CHALLENGE:
Could every line of the data be printed exactly as it reads?

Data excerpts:
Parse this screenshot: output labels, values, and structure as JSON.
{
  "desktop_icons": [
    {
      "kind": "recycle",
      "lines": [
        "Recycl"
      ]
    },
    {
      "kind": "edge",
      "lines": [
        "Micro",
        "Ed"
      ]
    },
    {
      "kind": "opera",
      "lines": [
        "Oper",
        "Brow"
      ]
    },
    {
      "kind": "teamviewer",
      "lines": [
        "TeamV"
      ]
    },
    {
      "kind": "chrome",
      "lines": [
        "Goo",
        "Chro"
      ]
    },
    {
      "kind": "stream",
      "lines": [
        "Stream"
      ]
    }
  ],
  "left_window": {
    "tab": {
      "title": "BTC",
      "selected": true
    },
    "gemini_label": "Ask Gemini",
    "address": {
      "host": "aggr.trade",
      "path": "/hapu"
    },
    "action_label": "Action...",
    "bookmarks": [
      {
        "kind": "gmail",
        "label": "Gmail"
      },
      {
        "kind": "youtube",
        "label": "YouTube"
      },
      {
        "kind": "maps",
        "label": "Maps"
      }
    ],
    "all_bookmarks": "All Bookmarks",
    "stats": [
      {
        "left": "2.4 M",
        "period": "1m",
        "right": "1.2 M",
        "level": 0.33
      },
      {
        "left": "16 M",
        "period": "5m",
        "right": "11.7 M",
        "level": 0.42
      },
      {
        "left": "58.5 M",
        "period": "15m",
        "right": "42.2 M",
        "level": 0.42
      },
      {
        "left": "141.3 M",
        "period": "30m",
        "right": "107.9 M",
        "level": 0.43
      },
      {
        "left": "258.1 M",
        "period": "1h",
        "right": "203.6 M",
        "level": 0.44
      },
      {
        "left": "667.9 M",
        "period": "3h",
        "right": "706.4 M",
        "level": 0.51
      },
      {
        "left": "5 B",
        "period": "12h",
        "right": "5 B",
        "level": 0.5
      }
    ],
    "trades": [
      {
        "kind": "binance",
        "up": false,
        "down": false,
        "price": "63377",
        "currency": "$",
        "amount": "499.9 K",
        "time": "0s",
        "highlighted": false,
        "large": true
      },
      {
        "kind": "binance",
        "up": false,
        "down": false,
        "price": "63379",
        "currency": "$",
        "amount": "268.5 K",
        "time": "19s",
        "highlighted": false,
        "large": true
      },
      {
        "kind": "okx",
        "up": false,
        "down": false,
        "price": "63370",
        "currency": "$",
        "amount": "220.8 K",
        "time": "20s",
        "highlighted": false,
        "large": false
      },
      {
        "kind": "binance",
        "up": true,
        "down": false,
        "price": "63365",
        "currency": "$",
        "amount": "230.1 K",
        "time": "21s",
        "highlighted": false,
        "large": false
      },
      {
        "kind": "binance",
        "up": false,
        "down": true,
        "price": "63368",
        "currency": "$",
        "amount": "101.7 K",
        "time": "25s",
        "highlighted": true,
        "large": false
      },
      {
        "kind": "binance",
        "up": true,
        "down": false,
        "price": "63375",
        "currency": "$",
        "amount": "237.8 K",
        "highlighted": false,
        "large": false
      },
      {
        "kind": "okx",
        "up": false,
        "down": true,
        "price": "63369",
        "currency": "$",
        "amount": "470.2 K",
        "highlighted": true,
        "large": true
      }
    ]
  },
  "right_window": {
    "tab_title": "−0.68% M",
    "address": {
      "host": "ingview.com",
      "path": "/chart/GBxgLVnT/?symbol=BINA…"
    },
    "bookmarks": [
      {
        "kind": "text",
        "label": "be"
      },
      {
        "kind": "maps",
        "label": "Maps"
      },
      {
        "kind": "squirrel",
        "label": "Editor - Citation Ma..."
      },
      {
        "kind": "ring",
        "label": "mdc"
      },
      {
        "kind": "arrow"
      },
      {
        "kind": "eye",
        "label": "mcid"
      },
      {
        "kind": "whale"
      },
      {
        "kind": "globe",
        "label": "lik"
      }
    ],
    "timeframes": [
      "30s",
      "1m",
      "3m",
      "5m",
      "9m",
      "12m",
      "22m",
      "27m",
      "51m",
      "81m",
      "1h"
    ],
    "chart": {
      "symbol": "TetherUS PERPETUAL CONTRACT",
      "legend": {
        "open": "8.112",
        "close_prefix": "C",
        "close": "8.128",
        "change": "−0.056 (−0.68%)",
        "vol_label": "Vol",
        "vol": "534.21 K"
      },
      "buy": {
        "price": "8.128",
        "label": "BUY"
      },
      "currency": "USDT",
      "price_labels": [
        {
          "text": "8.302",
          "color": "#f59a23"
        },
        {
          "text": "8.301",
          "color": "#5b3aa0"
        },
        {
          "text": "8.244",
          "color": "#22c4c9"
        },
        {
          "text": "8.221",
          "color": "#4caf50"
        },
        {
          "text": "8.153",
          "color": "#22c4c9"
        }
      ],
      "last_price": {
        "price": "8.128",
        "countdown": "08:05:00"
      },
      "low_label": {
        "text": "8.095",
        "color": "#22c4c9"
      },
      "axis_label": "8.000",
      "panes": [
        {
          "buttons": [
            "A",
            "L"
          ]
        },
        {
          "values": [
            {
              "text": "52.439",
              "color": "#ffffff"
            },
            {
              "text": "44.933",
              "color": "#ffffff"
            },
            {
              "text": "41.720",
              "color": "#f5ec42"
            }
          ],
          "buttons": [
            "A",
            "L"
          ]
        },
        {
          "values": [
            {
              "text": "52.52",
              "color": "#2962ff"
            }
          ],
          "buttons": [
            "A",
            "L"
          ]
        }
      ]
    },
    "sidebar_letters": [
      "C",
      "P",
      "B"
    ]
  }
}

OUTPUT BELOW:
Parse this screenshot: output labels, values, and structure as JSON.
{
  "desktop_icons": [
    {
      "kind": "recycle",
      "lines": [
        "Recycl"
      ]
    },
    {
      "kind": "edge",
      "lines": [
        "Micro",
        "Ed"
      ]
    },
    {
      "kind": "opera",
      "lines": [
        "Oper",
        "Brow"
      ]
    },
    {
      "kind": "teamviewer",
      "lines": [
        "TeamV"
      ]
    },
    {
      "kind": "chrome",
      "lines": [
        "Goo",
        "Chro"
      ]
    },
    {
      "kind": "stream",
      "lines": [
        "Stream"
      ]
    }
  ],
  "left_window": {
    "tab": {
      "title": "BTC",
      "selected": true
    },
    "gemini_label": "Ask Gemini",
    "address": {
      "host": "aggr.trade",
      "path": "/hapu"
    },
    "action_label": "Action...",
    "bookmarks": [
      {
        "kind": "gmail",
        "label": "Gmail"
      },
      {
        "kind": "youtube",
        "label": "YouTube"
      },
      {
        "kind": "maps",
        "label": "Maps"
      }
    ],
    "all_bookmarks": "All Bookmarks",
    "stats": [
      {
        "left": "2.4 M",
        "period": "1m",
        "right": "1.2 M",
        "level": 0.33
      },
      {
        "left": "16 M",
        "period": "5m",
        "right": "11.7 M",
        "level": 0.42
      },
      {
        "left": "58.5 M",
        "period": "15m",
        "right": "42.2 M",
        "level": 0.42
      },
      {
        "left": "141.3 M",
        "period": "30m",
        "right": "107.9 M",
        "level": 0.43
      },
      {
        "left": "258.1 M",
        "period": "1h",
        "right": "203.6 M",
        "level": 0.44
      },
      {
        "left": "667.9 M",
        "period": "3h",
        "right": "706.4 M",
        "level": 0.51
      },
      {
        "left": "5 B",
        "period": "12h",
        "right": "5 B",
        "level": 0.5
      }
    ],
    "trades": [
      {
        "kind": "binance",
        "up": false,
        "down": false,
        "price": "63377",
        "currency": "$",
        "amount": "499.9 K",
        "time": "0s",
        "highlighted": false,
        "large": true
      },
      {
        "kind": "binance",
        "up": false,
        "down": false,
        "price": "63379",
        "currency": "$",
        "amount": "268.5 K",
        "time": "19s",
        "highlighted": false,
        "large": true
      },
      {
        "kind": "okx",
        "up": false,
        "down": false,
        "price": "63370",
        "currency": "$",
        "amount": "220.8 K",
        "time": "20s",
        "highlighted": false,
        "large": false
      },
      {
        "kind": "binance",
        "up": true,
        "down": false,
        "price": "63365",
        "currency": "$",
        "amount": "230.1 K",
        "time": "21s",
        "highlighted": false,
        "large": false
      },
      {
        "kind": "binance",
        "up": false,
        "down": true,
        "price": "63368",
        "currency": "$",
        "amount": "101.7 K",
        "time": "25s",
        "highlighted": true,
        "large": false
      },
      {
        "kind": "binance",
        "up": true,
        "down": false,
        "price": "63375",
        "currency": "$",
        "amount": "237.8 K",
        "highlighted": false,
        "large": false
      },
      {
        "kind": "okx",
        "up": false,
        "down": true,
        "price": "63369",
        "currency": "$",
        "amount": "470.2 K",
        "highlighted": true,
        "large": true
      }
    ]
  },
  "right_window": {
    "tab_title": "−0.68% M",
    "address": {
      "host": "ingview.com",
      "path": "/chart/GBxgLVnT/?symbol=BINA…"
    },
    "bookmarks": [
      {
        "kind": "text",
        "label": "be"
      },
      {
        "kind": "maps",
        "label": "Maps"
      },
      {
        "kind": "squirrel",
        "label": "Editor - Citation Ma..."
      },
      {
        "kind": "ring",
        "label": "mdc"
      },
      {
        "kind": "arrow"
      },
      {
        "kind": "eye",
        "label": "mcid"
      },
      {
        "kind": "whale"
      },
      {
        "kind": "globe",
        "label": "lik"
      }
    ],
    "timeframes": [
      "30s",
      "1m",
      "3m",
      "5m",
      "9m",
      "12m",
      "22m",
      "27m",
      "51m",
      "81m",
      "1h"
    ],
    "chart": {
      "symbol": "TetherUS PERPETUAL CONTRACT",
      "legend": {
        "open": "8.112",
        "close_prefix": "C",
        "close": "8.128",
        "change": "−0.056 (−0.68%)",
        "vol_label": "Vol",
        "vol": "534.21 K"
      },
      "buy": {
        "price": "8.128",
        "label": "BUY"
      },
      "currency": "USDT",
      "price_labels": [
        {
          "text": "8.302",
          "color": "#f59a23"
        },
        {
          "text": "8.301",
          "color": "#5b3aa0"
        },
        {
          "text": "8.244",
          "color": "#22c4c9"
        },
        {
          "text": "8.221",
          "color": "#4caf50"
        },
        {
          "text": "8.153",
          "color": "#22c4c9"
        }
      ],
      "last_price": {
        "price": "8.128",
        "countdown": "08:05:00"
      },
      "low_label": {
        "text": "8.095",
        "color": "#22c4c9"
      },
      "axis_label": "8.000",
      "panes": [
        {
          "buttons": [
            "A",
            "L"
          ]
        },
        {
          "values": [
            {
              "text": "52.439",
              "color": "#ffffff"
            },
            {
              "text": "44.933",
              "color": "#ffffff"
            },
            {
              "text": "41.720",
              "color": "#f5ec42"
            }
          ],
          "buttons": [
            "A",
            "L"
          ]
        },
        {
          "values": [
            {
              "text": "52.52",
              "color": "#2962ff"
            }
          ],
          "buttons": [
            "A",
            "L"
          ]
        }
      ]
    },
    "sidebar_letters": [
      "C",
      "P",
      "B"
    ]
  }
}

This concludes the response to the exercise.